- MATERIAL PROVIDED
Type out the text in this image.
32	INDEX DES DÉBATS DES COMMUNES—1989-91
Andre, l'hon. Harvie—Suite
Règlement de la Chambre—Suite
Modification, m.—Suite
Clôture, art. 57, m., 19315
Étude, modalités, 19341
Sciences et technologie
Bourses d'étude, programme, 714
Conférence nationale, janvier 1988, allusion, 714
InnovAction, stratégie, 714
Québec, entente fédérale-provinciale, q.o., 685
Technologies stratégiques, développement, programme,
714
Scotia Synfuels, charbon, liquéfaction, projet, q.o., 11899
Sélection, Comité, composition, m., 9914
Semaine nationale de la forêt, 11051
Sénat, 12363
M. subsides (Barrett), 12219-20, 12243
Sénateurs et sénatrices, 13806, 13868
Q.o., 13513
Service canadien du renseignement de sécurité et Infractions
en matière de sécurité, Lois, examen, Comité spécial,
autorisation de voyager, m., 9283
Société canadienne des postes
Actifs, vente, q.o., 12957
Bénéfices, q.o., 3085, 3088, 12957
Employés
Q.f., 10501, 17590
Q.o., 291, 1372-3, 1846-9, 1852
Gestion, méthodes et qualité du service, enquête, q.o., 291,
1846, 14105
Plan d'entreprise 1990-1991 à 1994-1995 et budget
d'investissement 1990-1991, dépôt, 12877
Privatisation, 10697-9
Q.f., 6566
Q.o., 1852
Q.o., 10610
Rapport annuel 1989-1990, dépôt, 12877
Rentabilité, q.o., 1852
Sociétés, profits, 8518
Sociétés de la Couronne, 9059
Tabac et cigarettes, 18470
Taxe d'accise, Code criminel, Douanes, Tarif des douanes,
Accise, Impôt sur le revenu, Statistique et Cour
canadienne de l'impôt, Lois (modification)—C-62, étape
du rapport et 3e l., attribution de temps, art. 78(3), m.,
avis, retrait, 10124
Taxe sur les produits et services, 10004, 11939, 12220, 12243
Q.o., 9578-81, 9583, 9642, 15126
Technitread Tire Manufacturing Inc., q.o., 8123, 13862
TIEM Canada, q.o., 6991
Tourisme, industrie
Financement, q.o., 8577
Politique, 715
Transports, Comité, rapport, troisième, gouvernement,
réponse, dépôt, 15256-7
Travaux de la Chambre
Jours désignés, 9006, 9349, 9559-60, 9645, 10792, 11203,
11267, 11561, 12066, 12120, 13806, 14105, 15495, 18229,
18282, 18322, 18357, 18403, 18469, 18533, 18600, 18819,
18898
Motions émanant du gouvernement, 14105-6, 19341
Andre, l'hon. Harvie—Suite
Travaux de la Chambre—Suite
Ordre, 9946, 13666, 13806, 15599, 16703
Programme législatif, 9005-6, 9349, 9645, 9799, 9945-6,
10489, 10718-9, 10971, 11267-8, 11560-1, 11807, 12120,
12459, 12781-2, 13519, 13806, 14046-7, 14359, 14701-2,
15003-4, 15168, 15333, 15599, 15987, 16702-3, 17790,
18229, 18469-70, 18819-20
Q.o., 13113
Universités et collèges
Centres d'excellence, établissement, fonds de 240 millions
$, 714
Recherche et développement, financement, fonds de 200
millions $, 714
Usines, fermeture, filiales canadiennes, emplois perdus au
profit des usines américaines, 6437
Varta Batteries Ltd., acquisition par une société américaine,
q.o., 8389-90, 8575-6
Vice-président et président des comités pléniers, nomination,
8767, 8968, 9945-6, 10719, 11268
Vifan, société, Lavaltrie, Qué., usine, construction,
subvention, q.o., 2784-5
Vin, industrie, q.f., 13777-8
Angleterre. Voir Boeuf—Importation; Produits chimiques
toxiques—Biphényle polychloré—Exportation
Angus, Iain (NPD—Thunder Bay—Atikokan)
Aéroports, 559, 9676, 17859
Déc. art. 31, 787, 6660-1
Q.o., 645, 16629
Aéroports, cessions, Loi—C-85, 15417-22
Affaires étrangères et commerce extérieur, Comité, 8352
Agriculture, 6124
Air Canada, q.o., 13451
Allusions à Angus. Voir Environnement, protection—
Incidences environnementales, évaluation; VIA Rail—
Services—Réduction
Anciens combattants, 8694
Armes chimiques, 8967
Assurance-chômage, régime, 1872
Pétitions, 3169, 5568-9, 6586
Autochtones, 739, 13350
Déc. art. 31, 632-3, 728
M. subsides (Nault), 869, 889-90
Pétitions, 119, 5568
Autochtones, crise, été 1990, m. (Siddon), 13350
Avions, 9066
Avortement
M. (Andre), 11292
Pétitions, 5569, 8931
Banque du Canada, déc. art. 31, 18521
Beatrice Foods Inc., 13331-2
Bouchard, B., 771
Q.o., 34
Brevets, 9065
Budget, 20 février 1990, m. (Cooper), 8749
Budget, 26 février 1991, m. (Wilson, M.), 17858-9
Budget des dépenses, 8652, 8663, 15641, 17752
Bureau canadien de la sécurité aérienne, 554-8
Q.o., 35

- DO THIS
Give back the whole listing exactly as it reads.

- FINISHED TASK
Type out the text in this image.
32	INDEX DES DÉBATS DES COMMUNES—1989-91
Andre, l'hon. Harvie—Suite
Règlement de la Chambre—Suite
Modification, m.—Suite
Clôture, art. 57, m., 19315
Étude, modalités, 19341
Sciences et technologie
Bourses d'étude, programme, 714
Conférence nationale, janvier 1988, allusion, 714
InnovAction, stratégie, 714
Québec, entente fédérale-provinciale, q.o., 685
Technologies stratégiques, développement, programme,
714
Scotia Synfuels, charbon, liquéfaction, projet, q.o., 11899
Sélection, Comité, composition, m., 9914
Semaine nationale de la forêt, 11051
Sénat, 12363
M. subsides (Barrett), 12219-20, 12243
Sénateurs et sénatrices, 13806, 13868
Q.o., 13513
Service canadien du renseignement de sécurité et Infractions
en matière de sécurité, Lois, examen, Comité spécial,
autorisation de voyager, m., 9283
Société canadienne des postes
Actifs, vente, q.o., 12957
Bénéfices, q.o., 3085, 3088, 12957
Employés
Q.f., 10501, 17590
Q.o., 291, 1372-3, 1846-9, 1852
Gestion, méthodes et qualité du service, enquête, q.o., 291,
1846, 14105
Plan d'entreprise 1990-1991 à 1994-1995 et budget
d'investissement 1990-1991, dépôt, 12877
Privatisation, 10697-9
Q.f., 6566
Q.o., 1852
Q.o., 10610
Rapport annuel 1989-1990, dépôt, 12877
Rentabilité, q.o., 1852
Sociétés, profits, 8518
Sociétés de la Couronne, 9059
Tabac et cigarettes, 18470
Taxe d'accise, Code criminel, Douanes, Tarif des douanes,
Accise, Impôt sur le revenu, Statistique et Cour
canadienne de l'impôt, Lois (modification)—C-62, étape
du rapport et 3e l., attribution de temps, art. 78(3), m.,
avis, retrait, 10124
Taxe sur les produits et services, 10004, 11939, 12220, 12243
Q.o., 9578-81, 9583, 9642, 15126
Technitread Tire Manufacturing Inc., q.o., 8123, 13862
TIEM Canada, q.o., 6991
Tourisme, industrie
Financement, q.o., 8577
Politique, 715
Transports, Comité, rapport, troisième, gouvernement,
réponse, dépôt, 15256-7
Travaux de la Chambre
Jours désignés, 9006, 9349, 9559-60, 9645, 10792, 11203,
11267, 11561, 12066, 12120, 13806, 14105, 15495, 18229,
18282, 18322, 18357, 18403, 18469, 18533, 18600, 18819,
18898
Motions émanant du gouvernement, 14105-6, 19341
Andre, l'hon. Harvie—Suite
Travaux de la Chambre—Suite
Ordre, 9946, 13666, 13806, 15599, 16703
Programme législatif, 9005-6, 9349, 9645, 9799, 9945-6,
10489, 10718-9, 10971, 11267-8, 11560-1, 11807, 12120,
12459, 12781-2, 13519, 13806, 14046-7, 14359, 14701-2,
15003-4, 15168, 15333, 15599, 15987, 16702-3, 17790,
18229, 18469-70, 18819-20
Q.o., 13113
Universités et collèges
Centres d'excellence, établissement, fonds de 240 millions
$, 714
Recherche et développement, financement, fonds de 200
millions $, 714
Usines, fermeture, filiales canadiennes, emplois perdus au
profit des usines américaines, 6437
Varta Batteries Ltd., acquisition par une société américaine,
q.o., 8389-90, 8575-6
Vice-président et président des comités pléniers, nomination,
8767, 8968, 9945-6, 10719, 11268
Vifan, société, Lavaltrie, Qué., usine, construction,
subvention, q.o., 2784-5
Vin, industrie, q.f., 13777-8
Angleterre. Voir Boeuf—Importation; Produits chimiques
toxiques—Biphényle polychloré—Exportation
Angus, Iain (NPD—Thunder Bay—Atikokan)
Aéroports, 559, 9676, 17859
Déc. art. 31, 787, 6660-1
Q.o., 645, 16629
Aéroports, cessions, Loi—C-85, 15417-22
Affaires étrangères et commerce extérieur, Comité, 8352
Agriculture, 6124
Air Canada, q.o., 13451
Allusions à Angus. Voir Environnement, protection—
Incidences environnementales, évaluation; VIA Rail—
Services—Réduction
Anciens combattants, 8694
Armes chimiques, 8967
Assurance-chômage, régime, 1872
Pétitions, 3169, 5568-9, 6586
Autochtones, 739, 13350
Déc. art. 31, 632-3, 728
M. subsides (Nault), 869, 889-90
Pétitions, 119, 5568
Autochtones, crise, été 1990, m. (Siddon), 13350
Avions, 9066
Avortement
M. (Andre), 11292
Pétitions, 5569, 8931
Banque du Canada, déc. art. 31, 18521
Beatrice Foods Inc., 13331-2
Bouchard, B., 771
Q.o., 34
Brevets, 9065
Budget, 20 février 1990, m. (Cooper), 8749
Budget, 26 février 1991, m. (Wilson, M.), 17858-9
Budget des dépenses, 8652, 8663, 15641, 17752
Bureau canadien de la sécurité aérienne, 554-8
Q.o., 35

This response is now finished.